--- START Data shown ---

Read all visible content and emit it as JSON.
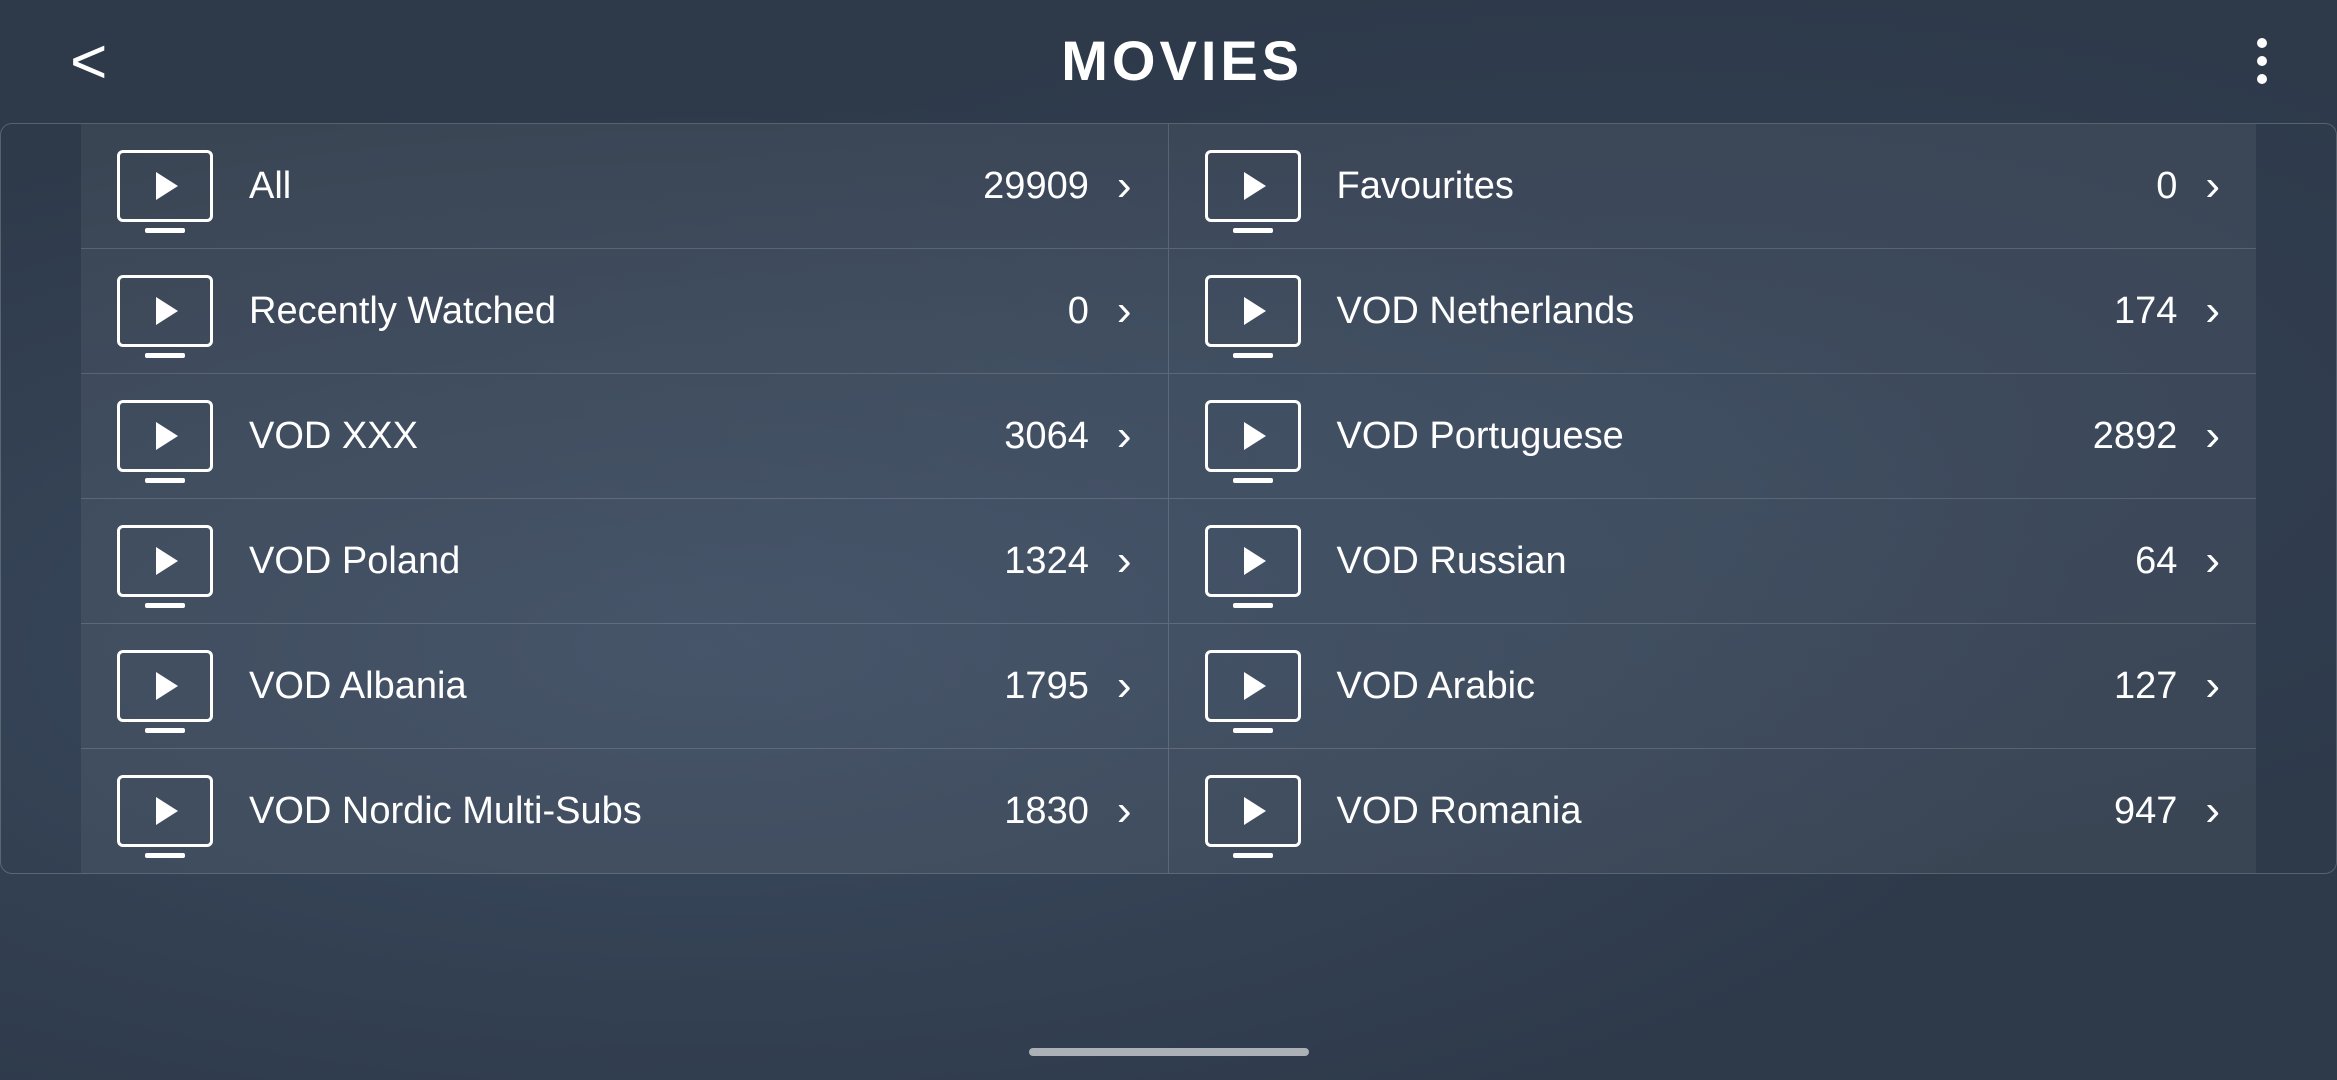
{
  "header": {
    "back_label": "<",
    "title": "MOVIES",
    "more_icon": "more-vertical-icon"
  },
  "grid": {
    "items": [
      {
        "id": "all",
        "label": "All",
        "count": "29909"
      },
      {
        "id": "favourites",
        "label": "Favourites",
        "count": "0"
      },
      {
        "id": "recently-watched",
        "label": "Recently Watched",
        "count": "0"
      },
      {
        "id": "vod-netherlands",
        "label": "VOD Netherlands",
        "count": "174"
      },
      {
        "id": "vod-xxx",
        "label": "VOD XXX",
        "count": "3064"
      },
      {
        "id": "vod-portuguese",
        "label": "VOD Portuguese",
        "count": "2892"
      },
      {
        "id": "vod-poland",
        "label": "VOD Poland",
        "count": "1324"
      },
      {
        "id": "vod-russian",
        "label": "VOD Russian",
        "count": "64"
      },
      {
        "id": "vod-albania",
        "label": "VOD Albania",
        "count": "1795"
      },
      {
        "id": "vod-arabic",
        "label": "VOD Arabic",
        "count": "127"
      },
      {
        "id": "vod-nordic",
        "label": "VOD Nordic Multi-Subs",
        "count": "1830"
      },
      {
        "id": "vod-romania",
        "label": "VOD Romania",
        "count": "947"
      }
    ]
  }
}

--- END Data shown ---
--- START Data shown ---

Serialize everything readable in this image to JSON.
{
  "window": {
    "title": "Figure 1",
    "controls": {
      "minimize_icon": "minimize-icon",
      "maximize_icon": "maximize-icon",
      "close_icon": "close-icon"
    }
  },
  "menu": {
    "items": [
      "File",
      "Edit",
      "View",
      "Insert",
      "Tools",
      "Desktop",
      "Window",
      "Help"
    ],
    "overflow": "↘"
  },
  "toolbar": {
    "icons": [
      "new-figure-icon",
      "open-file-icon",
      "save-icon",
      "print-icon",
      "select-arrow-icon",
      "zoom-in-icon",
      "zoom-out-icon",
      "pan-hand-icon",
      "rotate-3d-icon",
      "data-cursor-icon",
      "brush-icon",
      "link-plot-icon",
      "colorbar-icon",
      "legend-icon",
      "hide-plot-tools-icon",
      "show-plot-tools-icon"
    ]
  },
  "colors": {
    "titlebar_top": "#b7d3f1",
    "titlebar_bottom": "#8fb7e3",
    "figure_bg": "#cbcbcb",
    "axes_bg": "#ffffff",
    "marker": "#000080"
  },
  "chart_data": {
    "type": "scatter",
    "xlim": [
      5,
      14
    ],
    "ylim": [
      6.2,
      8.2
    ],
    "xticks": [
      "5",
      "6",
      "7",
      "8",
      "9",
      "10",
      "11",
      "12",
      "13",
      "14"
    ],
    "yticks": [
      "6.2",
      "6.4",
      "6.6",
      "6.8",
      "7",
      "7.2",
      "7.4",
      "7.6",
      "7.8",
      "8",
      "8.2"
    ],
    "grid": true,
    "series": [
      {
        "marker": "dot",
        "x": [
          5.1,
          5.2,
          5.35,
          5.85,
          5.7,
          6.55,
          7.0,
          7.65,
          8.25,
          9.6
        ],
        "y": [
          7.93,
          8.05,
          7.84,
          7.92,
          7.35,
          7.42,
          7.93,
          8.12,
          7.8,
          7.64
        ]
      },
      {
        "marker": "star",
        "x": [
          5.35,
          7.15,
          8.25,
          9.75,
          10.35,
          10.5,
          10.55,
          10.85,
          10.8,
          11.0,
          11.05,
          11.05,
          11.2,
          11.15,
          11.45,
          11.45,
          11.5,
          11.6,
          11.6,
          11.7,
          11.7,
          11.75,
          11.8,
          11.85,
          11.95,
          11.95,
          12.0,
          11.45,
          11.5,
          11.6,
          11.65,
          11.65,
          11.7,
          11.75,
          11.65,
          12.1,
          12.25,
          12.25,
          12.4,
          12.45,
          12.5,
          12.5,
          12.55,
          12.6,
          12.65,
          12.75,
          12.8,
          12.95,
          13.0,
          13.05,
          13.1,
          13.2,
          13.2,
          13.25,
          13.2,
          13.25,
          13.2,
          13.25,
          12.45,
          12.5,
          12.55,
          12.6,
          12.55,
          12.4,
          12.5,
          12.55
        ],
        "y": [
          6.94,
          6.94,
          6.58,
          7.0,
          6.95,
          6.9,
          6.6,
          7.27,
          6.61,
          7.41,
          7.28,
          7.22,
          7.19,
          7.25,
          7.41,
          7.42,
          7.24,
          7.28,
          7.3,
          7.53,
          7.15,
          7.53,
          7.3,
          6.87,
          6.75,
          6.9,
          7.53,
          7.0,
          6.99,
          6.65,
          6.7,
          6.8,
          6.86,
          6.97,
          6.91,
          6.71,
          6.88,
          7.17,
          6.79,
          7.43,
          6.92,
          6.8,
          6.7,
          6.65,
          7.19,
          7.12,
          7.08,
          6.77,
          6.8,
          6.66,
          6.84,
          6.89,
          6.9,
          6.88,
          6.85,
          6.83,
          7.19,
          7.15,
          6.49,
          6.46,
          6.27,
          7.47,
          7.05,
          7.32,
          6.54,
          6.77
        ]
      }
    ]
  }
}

--- END Data shown ---

Exercise description: Gather from the records above every line containing the string "count".

Solution for this task:
        "count": "29909"
        "count": "0"
        "count": "0"
        "count": "174"
        "count": "3064"
        "count": "2892"
        "count": "1324"
        "count": "64"
        "count": "1795"
        "count": "127"
        "count": "1830"
        "count": "947"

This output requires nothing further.